Items —
=======

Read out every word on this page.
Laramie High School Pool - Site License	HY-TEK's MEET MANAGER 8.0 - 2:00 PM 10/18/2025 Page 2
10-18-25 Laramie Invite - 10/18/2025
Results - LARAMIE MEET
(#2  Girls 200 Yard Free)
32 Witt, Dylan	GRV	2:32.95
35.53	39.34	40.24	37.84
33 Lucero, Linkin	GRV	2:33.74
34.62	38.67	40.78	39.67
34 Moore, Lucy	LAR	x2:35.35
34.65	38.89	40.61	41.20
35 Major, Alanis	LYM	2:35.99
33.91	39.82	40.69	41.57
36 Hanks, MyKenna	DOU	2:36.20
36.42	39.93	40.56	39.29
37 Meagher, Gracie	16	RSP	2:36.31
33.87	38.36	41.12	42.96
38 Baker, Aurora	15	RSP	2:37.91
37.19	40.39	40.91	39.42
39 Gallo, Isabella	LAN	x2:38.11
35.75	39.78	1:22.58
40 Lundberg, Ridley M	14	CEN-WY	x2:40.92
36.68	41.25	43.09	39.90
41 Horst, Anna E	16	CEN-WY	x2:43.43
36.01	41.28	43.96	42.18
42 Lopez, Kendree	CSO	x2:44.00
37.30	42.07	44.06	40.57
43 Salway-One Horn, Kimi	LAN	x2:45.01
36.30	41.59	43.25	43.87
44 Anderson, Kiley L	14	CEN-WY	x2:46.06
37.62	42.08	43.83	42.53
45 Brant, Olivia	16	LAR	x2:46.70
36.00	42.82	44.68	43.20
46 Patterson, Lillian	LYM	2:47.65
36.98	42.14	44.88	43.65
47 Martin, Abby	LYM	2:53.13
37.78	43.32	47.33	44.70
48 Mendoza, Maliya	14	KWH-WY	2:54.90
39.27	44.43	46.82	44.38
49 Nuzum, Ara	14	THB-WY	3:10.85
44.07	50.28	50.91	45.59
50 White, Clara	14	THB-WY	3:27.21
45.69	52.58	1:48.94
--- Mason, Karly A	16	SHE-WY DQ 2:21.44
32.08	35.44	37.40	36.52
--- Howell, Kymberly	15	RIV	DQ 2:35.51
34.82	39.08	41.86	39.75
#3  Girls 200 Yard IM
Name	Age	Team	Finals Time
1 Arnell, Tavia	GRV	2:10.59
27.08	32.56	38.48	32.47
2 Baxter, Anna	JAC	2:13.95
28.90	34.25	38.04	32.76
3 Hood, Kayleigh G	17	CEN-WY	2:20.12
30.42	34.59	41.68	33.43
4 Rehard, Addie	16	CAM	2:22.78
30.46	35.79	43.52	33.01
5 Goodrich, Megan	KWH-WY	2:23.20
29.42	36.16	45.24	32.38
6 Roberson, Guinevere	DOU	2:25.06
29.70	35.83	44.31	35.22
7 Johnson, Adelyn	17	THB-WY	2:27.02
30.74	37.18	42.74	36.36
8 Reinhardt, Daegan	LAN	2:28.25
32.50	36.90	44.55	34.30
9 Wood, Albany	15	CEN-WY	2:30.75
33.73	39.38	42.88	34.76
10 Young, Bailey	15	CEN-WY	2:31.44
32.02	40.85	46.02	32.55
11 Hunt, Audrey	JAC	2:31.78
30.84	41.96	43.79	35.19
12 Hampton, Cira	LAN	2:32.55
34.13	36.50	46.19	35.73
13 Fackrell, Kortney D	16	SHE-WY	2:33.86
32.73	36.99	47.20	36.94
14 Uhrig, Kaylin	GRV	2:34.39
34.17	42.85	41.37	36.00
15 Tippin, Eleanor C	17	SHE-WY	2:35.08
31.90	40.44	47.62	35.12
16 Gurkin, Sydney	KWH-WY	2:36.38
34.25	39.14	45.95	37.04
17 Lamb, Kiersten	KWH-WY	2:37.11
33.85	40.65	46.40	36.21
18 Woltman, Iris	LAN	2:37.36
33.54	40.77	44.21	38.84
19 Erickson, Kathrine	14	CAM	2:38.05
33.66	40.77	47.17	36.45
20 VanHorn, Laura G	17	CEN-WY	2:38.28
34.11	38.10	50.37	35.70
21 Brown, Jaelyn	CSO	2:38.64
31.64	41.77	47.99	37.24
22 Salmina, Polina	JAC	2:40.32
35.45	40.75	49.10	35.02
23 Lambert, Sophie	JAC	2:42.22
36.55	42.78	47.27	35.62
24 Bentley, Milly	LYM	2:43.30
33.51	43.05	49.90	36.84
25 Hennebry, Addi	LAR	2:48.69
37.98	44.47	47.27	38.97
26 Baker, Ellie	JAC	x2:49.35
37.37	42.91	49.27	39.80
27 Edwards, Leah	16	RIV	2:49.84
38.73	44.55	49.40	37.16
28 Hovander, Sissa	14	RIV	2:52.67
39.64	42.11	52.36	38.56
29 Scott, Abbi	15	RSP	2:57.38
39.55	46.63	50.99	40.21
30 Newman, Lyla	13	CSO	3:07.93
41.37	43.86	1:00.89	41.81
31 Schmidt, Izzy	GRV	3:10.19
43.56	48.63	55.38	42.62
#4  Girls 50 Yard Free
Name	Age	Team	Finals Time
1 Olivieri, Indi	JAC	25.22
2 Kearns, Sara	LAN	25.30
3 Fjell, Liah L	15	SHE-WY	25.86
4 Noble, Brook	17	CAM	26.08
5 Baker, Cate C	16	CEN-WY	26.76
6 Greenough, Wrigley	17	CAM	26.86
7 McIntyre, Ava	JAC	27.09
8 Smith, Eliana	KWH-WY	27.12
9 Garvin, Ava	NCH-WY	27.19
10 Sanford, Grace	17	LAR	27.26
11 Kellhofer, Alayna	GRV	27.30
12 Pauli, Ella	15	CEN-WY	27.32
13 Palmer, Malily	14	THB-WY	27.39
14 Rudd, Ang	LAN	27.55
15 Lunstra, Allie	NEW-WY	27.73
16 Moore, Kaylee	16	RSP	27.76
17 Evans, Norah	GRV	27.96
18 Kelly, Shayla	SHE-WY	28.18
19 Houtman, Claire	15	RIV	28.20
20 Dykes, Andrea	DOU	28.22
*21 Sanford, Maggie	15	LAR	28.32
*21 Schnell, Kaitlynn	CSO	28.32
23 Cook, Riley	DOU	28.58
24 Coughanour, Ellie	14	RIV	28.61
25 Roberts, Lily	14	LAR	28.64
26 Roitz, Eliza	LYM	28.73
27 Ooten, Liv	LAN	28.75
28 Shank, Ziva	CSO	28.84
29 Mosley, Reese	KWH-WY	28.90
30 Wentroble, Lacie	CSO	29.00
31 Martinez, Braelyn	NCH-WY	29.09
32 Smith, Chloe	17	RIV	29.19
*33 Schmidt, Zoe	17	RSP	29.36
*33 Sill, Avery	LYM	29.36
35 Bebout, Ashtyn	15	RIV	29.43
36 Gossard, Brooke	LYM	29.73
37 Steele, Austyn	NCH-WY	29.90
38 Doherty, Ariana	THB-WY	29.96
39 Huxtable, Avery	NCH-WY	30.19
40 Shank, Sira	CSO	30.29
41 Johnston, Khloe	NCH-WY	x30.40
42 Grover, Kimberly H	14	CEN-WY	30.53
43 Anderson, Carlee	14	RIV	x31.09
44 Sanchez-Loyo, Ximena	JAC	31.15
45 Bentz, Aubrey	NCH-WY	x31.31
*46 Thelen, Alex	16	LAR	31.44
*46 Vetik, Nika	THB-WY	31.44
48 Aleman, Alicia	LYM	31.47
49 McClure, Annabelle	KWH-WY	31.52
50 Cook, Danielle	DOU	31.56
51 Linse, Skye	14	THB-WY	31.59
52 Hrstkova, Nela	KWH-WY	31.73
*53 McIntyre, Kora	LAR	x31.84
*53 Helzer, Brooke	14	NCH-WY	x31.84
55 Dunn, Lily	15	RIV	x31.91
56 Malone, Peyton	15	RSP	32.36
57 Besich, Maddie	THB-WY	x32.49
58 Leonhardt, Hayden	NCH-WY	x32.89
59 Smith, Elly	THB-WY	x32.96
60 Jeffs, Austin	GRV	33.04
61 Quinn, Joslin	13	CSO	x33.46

=======

Stated problem —
Pull out all lines from the entries above that include the word "Avery".

Finished exercise —
*33 Sill, Avery	LYM	29.36
39 Huxtable, Avery	NCH-WY	30.19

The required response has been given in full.